TEXT EXCERPT:
** Start **
The paper, titled “Behavioral traits that define social dominance are the same that reduce social influence in a consensus task,” was based on a study of groups of Astatotilapia burtoni, from the cichlid family of fish, that tend to form groups with strict social hierarchies that may seem familiar to humans.

“Dominant males control resources, territory, and space,” said Mariana Rodriguez-Santiago, co-first author of the study and a doctoral student in the lab of co-corresponding author Hans Hofmann at University of Texas at Austin. “We ask if the colorful dominant males, which are aggressive, central in their social networks, and control resources, are most influential? Or if drab subordinate males wield the greatest influence, despite being passive, non-territorial, and having little or no control over resources.”

Turns out, it’s the latter. The researchers reached this conclusion after they “separated the effects of social dominance from social influence by examining how information flows between either dominant or subordinate males and their groups in two different contexts: routine social behavior, or a more complex social learning task.”

With routine social interactions, the dominant male fish exerted the greatest influence by chasing and pushing the group around, the researchers said. But with the more complex task, this strategy wasn’t effective.

“Effective communication requires the presence of a diversity of voices, not just the loudest.”
** End **
STATED PROBLEM A:
Revise the fish-study text from "The paper, titled" to "familiar to humans.", putting "tilapia" in place of "cichlid".

DATASET CONTENT:
** Start **
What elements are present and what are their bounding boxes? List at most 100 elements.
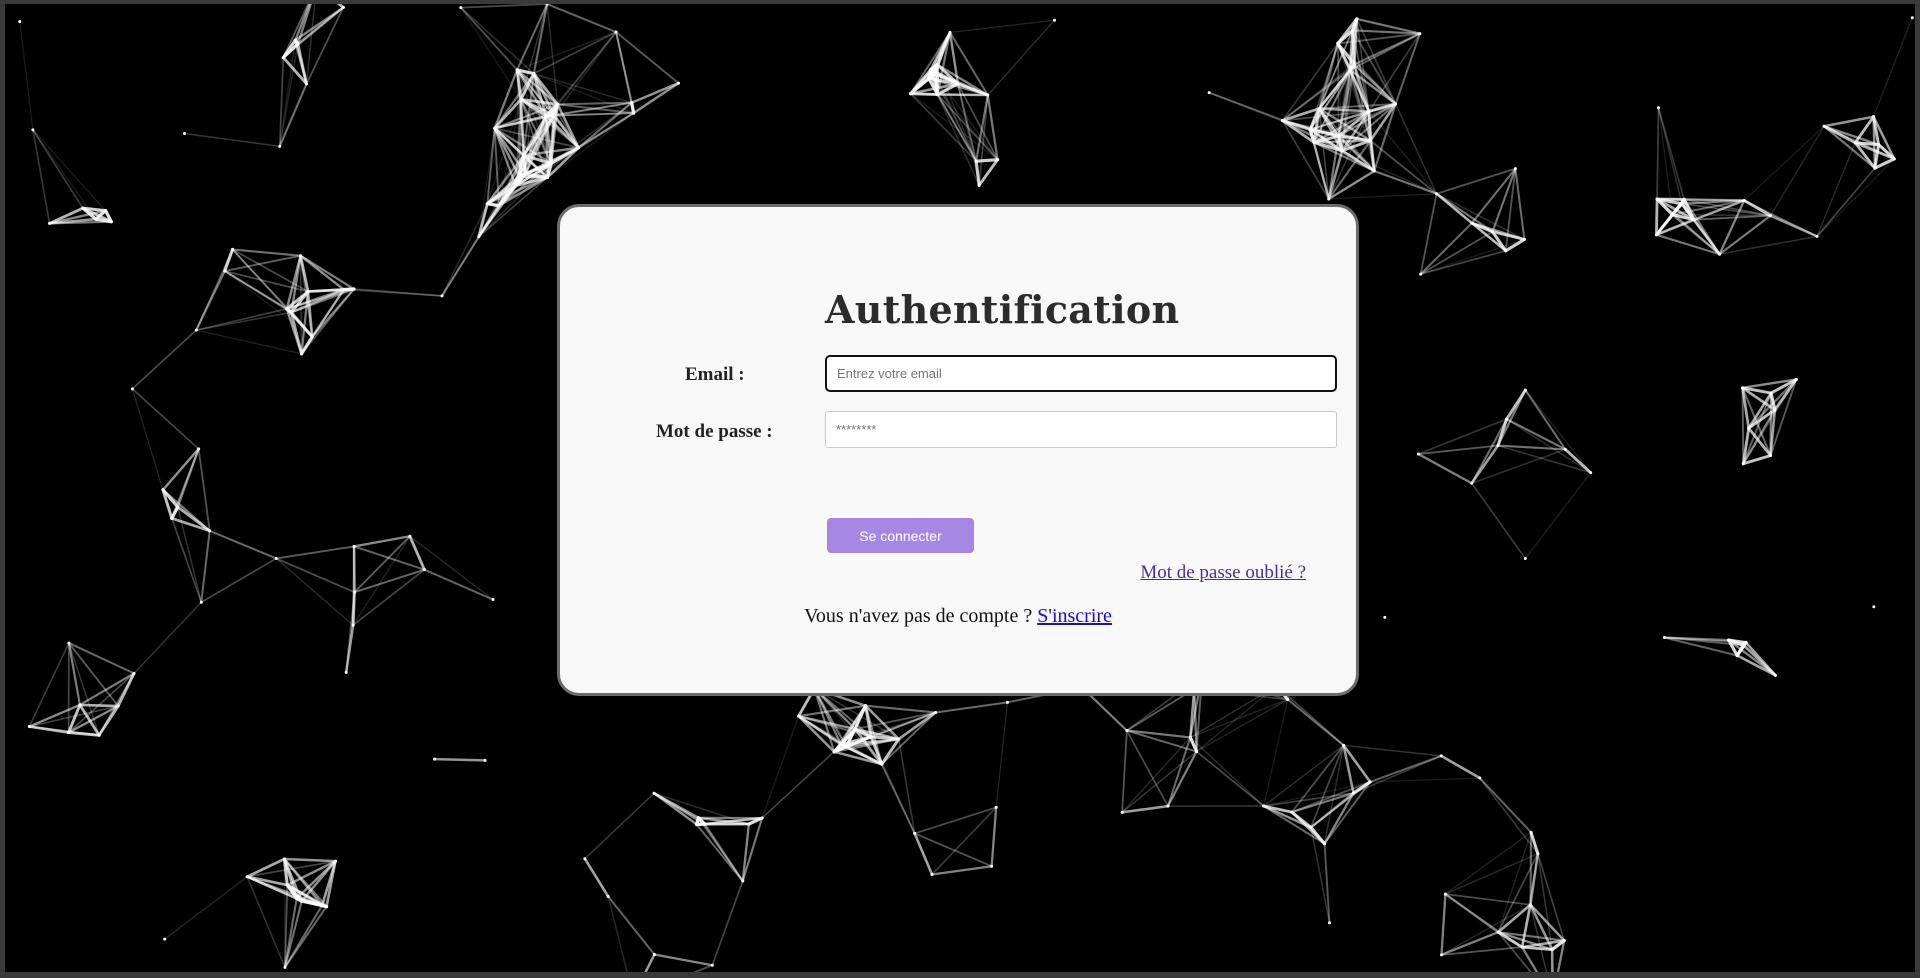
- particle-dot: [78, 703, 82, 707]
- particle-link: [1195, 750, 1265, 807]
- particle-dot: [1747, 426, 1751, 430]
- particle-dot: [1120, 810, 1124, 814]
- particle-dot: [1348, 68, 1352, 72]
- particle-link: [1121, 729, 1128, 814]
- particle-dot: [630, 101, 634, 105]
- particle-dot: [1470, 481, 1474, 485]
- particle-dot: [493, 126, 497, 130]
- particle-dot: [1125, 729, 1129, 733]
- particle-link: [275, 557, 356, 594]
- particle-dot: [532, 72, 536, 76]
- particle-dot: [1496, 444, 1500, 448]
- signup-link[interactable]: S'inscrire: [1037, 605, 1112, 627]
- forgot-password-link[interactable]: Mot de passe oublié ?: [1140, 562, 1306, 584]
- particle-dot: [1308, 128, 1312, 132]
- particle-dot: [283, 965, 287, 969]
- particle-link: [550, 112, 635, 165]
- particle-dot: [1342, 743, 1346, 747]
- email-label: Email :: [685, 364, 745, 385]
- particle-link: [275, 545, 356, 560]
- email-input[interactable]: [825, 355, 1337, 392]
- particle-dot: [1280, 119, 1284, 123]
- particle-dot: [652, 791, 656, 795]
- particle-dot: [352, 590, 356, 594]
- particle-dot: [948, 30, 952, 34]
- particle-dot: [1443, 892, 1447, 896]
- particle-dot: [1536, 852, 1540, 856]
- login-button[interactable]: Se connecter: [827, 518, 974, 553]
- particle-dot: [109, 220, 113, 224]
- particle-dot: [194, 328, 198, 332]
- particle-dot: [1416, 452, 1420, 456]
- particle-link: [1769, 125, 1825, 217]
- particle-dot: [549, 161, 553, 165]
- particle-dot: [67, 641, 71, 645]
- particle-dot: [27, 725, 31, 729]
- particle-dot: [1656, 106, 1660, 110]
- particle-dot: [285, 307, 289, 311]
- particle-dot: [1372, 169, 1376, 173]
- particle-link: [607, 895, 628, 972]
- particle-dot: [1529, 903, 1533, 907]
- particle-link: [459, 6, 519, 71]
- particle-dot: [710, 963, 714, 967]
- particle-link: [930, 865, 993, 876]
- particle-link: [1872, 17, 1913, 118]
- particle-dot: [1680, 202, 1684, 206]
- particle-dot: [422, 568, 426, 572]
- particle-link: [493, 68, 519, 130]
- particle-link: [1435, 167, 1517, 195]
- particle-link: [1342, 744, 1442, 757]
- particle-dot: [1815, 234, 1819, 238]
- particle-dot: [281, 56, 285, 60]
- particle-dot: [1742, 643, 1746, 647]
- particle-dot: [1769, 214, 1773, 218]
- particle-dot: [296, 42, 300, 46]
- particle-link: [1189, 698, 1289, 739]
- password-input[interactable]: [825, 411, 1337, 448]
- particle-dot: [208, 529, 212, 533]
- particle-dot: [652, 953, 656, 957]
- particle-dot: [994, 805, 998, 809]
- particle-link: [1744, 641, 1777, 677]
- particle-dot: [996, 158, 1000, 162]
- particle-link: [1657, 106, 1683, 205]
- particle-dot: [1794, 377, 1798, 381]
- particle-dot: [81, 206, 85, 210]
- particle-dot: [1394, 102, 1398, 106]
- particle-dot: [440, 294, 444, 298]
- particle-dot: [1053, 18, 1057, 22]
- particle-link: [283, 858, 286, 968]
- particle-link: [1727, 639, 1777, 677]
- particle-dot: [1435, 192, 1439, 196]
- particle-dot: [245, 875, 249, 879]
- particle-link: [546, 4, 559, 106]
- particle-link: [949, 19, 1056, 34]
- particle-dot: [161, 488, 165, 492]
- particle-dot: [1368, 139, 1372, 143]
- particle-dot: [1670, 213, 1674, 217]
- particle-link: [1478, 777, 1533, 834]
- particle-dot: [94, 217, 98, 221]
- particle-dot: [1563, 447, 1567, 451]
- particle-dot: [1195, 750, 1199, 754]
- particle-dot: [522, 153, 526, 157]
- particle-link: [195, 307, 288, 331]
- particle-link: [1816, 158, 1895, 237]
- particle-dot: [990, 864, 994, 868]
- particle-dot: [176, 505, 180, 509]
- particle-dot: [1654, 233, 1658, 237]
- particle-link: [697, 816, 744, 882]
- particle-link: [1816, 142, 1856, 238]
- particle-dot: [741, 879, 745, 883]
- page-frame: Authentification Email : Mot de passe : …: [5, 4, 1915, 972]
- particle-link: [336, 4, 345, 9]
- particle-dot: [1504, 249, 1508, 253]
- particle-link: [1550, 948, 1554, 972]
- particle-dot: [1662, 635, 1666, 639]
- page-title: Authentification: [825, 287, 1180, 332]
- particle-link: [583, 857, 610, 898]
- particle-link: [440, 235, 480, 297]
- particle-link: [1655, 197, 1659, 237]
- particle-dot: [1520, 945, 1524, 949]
** End **
** Start **
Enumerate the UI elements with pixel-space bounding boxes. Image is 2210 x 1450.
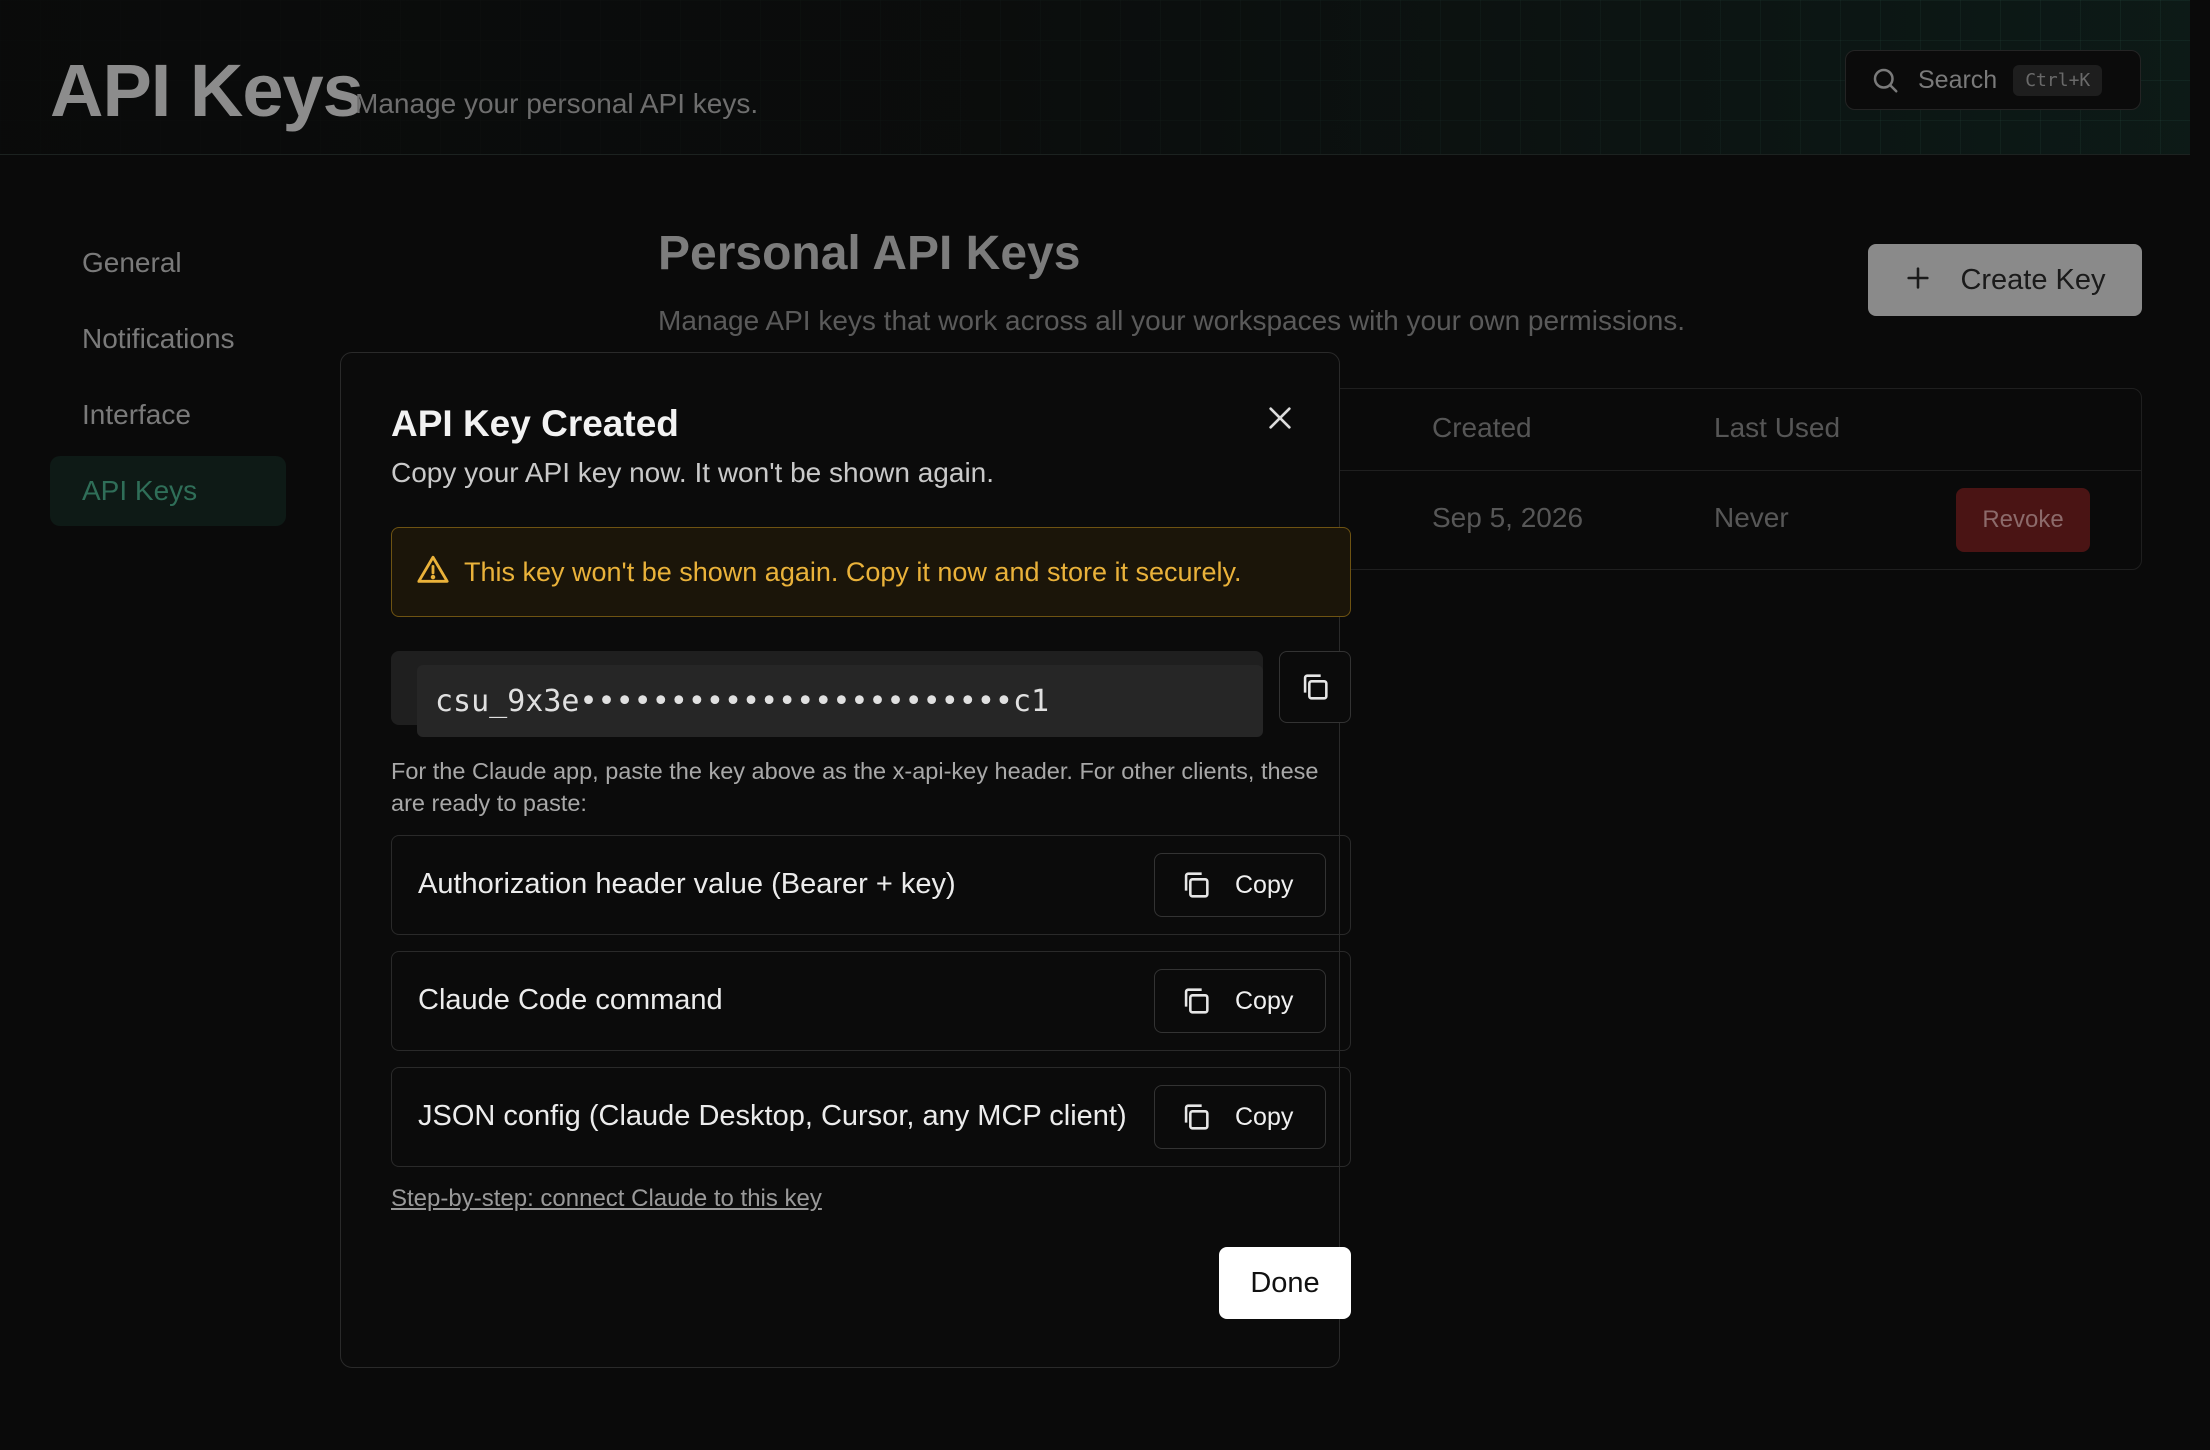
** End **
STATED PROBLEM B:
List every line of the entries that contains the string "interactable", matching case exactly.

SOLUTION A:
The paper, titled “Behavioral traits that define social dominance are the same that reduce social influence in a consensus task,” was based on a study of groups of Astatotilapia burtoni, from the tilapia family of fish, that tend to form groups with strict social hierarchies that may seem familiar to humans.

SOLUTION B:
- signup-link[interactable]: S'inscrire: [1037, 605, 1112, 627]
- forgot-password-link[interactable]: Mot de passe oublié ?: [1140, 562, 1306, 584]
- email-input[interactable]: [825, 355, 1337, 392]
- login-button[interactable]: Se connecter: [827, 518, 974, 553]
- password-input[interactable]: [825, 411, 1337, 448]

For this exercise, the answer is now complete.